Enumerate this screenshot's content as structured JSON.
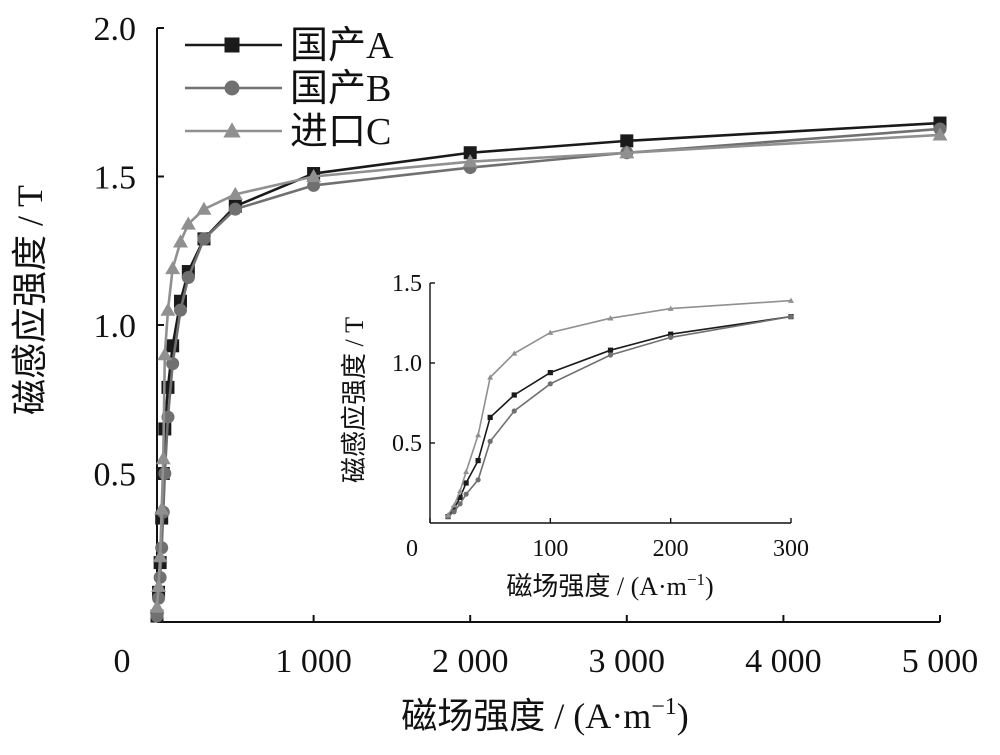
{
  "main": {
    "xlabel": "磁场强度 / (A·m",
    "xlabel_sup": "−1",
    "xlabel_close": ")",
    "ylabel": "磁感应强度 / T",
    "xticks": [
      {
        "v": 0,
        "label": "0"
      },
      {
        "v": 1000,
        "label": "1 000"
      },
      {
        "v": 2000,
        "label": "2 000"
      },
      {
        "v": 3000,
        "label": "3 000"
      },
      {
        "v": 4000,
        "label": "4 000"
      },
      {
        "v": 5000,
        "label": "5 000"
      }
    ],
    "yticks": [
      {
        "v": 0.5,
        "label": "0.5"
      },
      {
        "v": 1.0,
        "label": "1.0"
      },
      {
        "v": 1.5,
        "label": "1.5"
      },
      {
        "v": 2.0,
        "label": "2.0"
      }
    ]
  },
  "inset": {
    "xlabel": "磁场强度 / (A·m",
    "xlabel_sup": "−1",
    "xlabel_close": ")",
    "ylabel": "磁感应强度 / T",
    "xticks": [
      {
        "v": 0,
        "label": "0"
      },
      {
        "v": 100,
        "label": "100"
      },
      {
        "v": 200,
        "label": "200"
      },
      {
        "v": 300,
        "label": "300"
      }
    ],
    "yticks": [
      {
        "v": 0.5,
        "label": "0.5"
      },
      {
        "v": 1.0,
        "label": "1.0"
      },
      {
        "v": 1.5,
        "label": "1.5"
      }
    ]
  },
  "chart_data": [
    {
      "type": "line",
      "xlim": [
        0,
        5000
      ],
      "ylim": [
        0,
        2.0
      ],
      "grid": false,
      "legend": "top-left",
      "series": [
        {
          "name": "国产A",
          "color": "#1a1a1a",
          "marker": "square",
          "x": [
            0,
            10,
            20,
            30,
            40,
            50,
            70,
            100,
            150,
            200,
            300,
            500,
            1000,
            2000,
            3000,
            5000
          ],
          "y": [
            0.02,
            0.1,
            0.2,
            0.35,
            0.5,
            0.65,
            0.79,
            0.93,
            1.08,
            1.18,
            1.29,
            1.4,
            1.51,
            1.58,
            1.62,
            1.68
          ]
        },
        {
          "name": "国产B",
          "color": "#707070",
          "marker": "circle",
          "x": [
            0,
            10,
            20,
            30,
            40,
            50,
            70,
            100,
            150,
            200,
            300,
            500,
            1000,
            2000,
            3000,
            5000
          ],
          "y": [
            0.02,
            0.08,
            0.15,
            0.25,
            0.37,
            0.5,
            0.69,
            0.87,
            1.05,
            1.16,
            1.29,
            1.39,
            1.47,
            1.53,
            1.58,
            1.66
          ]
        },
        {
          "name": "进口C",
          "color": "#909090",
          "marker": "triangle",
          "x": [
            0,
            10,
            20,
            30,
            40,
            50,
            70,
            100,
            150,
            200,
            300,
            500,
            1000,
            2000,
            3000,
            5000
          ],
          "y": [
            0.05,
            0.12,
            0.22,
            0.38,
            0.55,
            0.9,
            1.05,
            1.19,
            1.28,
            1.34,
            1.39,
            1.44,
            1.5,
            1.55,
            1.58,
            1.64
          ]
        }
      ]
    },
    {
      "type": "line",
      "xlim": [
        0,
        300
      ],
      "ylim": [
        0,
        1.5
      ],
      "grid": false,
      "series": [
        {
          "color": "#1a1a1a",
          "marker": "square",
          "x": [
            15,
            20,
            25,
            30,
            40,
            50,
            70,
            100,
            150,
            200,
            300
          ],
          "y": [
            0.04,
            0.09,
            0.16,
            0.25,
            0.39,
            0.66,
            0.8,
            0.94,
            1.08,
            1.18,
            1.29
          ]
        },
        {
          "color": "#707070",
          "marker": "circle",
          "x": [
            15,
            20,
            25,
            30,
            40,
            50,
            70,
            100,
            150,
            200,
            300
          ],
          "y": [
            0.04,
            0.07,
            0.12,
            0.18,
            0.27,
            0.51,
            0.7,
            0.87,
            1.05,
            1.16,
            1.29
          ]
        },
        {
          "color": "#909090",
          "marker": "triangle",
          "x": [
            15,
            20,
            25,
            30,
            40,
            50,
            70,
            100,
            150,
            200,
            300
          ],
          "y": [
            0.05,
            0.11,
            0.2,
            0.32,
            0.55,
            0.91,
            1.06,
            1.19,
            1.28,
            1.34,
            1.39
          ]
        }
      ]
    }
  ]
}
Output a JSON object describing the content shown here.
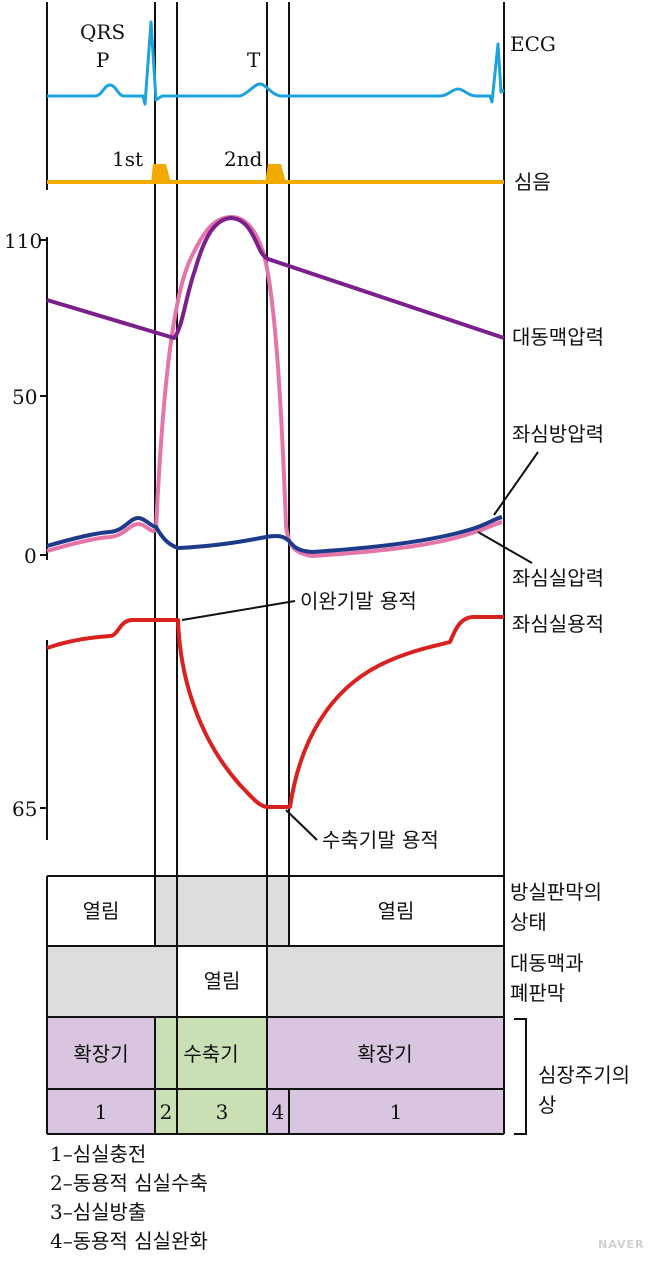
{
  "ecg": {
    "label": "ECG",
    "wave_labels": {
      "qrs": "QRS",
      "p": "P",
      "t": "T"
    },
    "color": "#1ca3dc"
  },
  "heart_sound": {
    "label": "심음",
    "first": "1st",
    "second": "2nd",
    "color": "#f2aa00"
  },
  "pressure_axis": {
    "ticks": [
      "110",
      "50",
      "0"
    ]
  },
  "volume_axis": {
    "ticks": [
      "65"
    ]
  },
  "curves": {
    "aortic_pressure": {
      "label": "대동맥압력",
      "color": "#7b1f8c"
    },
    "atrial_pressure": {
      "label": "좌심방압력",
      "color": "#1e3a8a"
    },
    "ventricular_pressure": {
      "label": "좌심실압력",
      "color": "#e575a8"
    },
    "ventricular_volume": {
      "label": "좌심실용적",
      "color": "#d9211f"
    }
  },
  "annotations": {
    "end_diastolic_volume": "이완기말 용적",
    "end_systolic_volume": "수축기말 용적"
  },
  "valves": {
    "av_valve": {
      "label_line1": "방실판막의",
      "label_line2": "상태",
      "open_left": "열림",
      "open_right": "열림"
    },
    "semilunar_valve": {
      "label_line1": "대동맥과",
      "label_line2": "폐판막",
      "open": "열림"
    }
  },
  "phases": {
    "label_line1": "심장주기의",
    "label_line2": "상",
    "diastole_left": "확장기",
    "systole": "수축기",
    "diastole_right": "확장기",
    "numbers": [
      "1",
      "2",
      "3",
      "4",
      "1"
    ],
    "colors": {
      "diastole": "#d9c5df",
      "systole": "#c8e0b4",
      "closed": "#dddddd"
    }
  },
  "legend": [
    "1–심실충전",
    "2–동용적 심실수축",
    "3–심실방출",
    "4–동용적 심실완화"
  ],
  "watermark": "NAVER"
}
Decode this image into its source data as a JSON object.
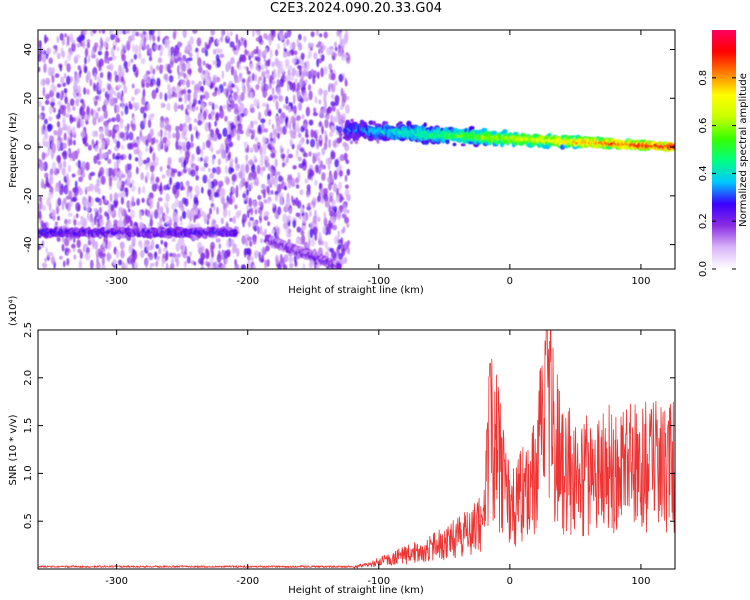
{
  "title": "C2E3.2024.090.20.33.G04",
  "chart_data": [
    {
      "type": "heatmap",
      "xlabel": "Height of straight line (km)",
      "ylabel": "Frequency (Hz)",
      "xlim": [
        -360,
        126
      ],
      "ylim": [
        -50,
        48
      ],
      "xticks": [
        -300,
        -200,
        -100,
        0,
        100
      ],
      "yticks": [
        -40,
        -20,
        0,
        20,
        40
      ],
      "colorbar": {
        "label": "Normalized spectral amplitude",
        "range": [
          0,
          1
        ],
        "ticks": [
          "0.0",
          "0.2",
          "0.4",
          "0.6",
          "0.8"
        ],
        "colors": [
          "#ffffff",
          "#d8b4f8",
          "#8a2be2",
          "#3a00ff",
          "#00c8ff",
          "#00ff80",
          "#39ff00",
          "#c8ff00",
          "#ffff00",
          "#ff8000",
          "#ff0000",
          "#ff0060"
        ]
      },
      "features": [
        {
          "name": "diffuse noise",
          "x_range": [
            -360,
            -123
          ],
          "freq_range": [
            -50,
            48
          ],
          "amplitude": 0.1
        },
        {
          "name": "band A",
          "x_range": [
            -360,
            -210
          ],
          "freq_center": -35,
          "amplitude": 0.25
        },
        {
          "name": "band B",
          "x_range": [
            -185,
            -130
          ],
          "freq_start": -38,
          "freq_end": -49,
          "amplitude": 0.2
        },
        {
          "name": "main signal",
          "x_range": [
            -125,
            126
          ],
          "freq_start": 7,
          "freq_end": 0,
          "amplitude_start": 0.3,
          "amplitude_end": 1.0
        }
      ],
      "grid": false
    },
    {
      "type": "line",
      "xlabel": "Height of straight line (km)",
      "ylabel": "SNR (10 * v/v)",
      "y_scale_label": "(x10⁴)",
      "xlim": [
        -360,
        126
      ],
      "ylim": [
        0,
        2.5
      ],
      "xticks": [
        -300,
        -200,
        -100,
        0,
        100
      ],
      "yticks": [
        0.5,
        1.0,
        1.5,
        2.0,
        2.5
      ],
      "color": "#ee3333",
      "series": [
        {
          "x": [
            -360,
            -300,
            -200,
            -120,
            -100,
            -80,
            -60,
            -40,
            -20,
            -15,
            0,
            20,
            28,
            40,
            60,
            80,
            100,
            126
          ],
          "values": [
            0.02,
            0.02,
            0.02,
            0.02,
            0.1,
            0.2,
            0.3,
            0.45,
            0.65,
            2.15,
            0.85,
            1.3,
            2.5,
            1.45,
            1.35,
            1.5,
            1.45,
            1.5
          ]
        }
      ],
      "grid": false
    }
  ]
}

◆ **Exercise directions**
Pick out lines containing the word "content", each one as written.

◆ **Exercise answer**
Enumerate this screenshot's content as structured JSON.
Output a JSON object describing the content shown here.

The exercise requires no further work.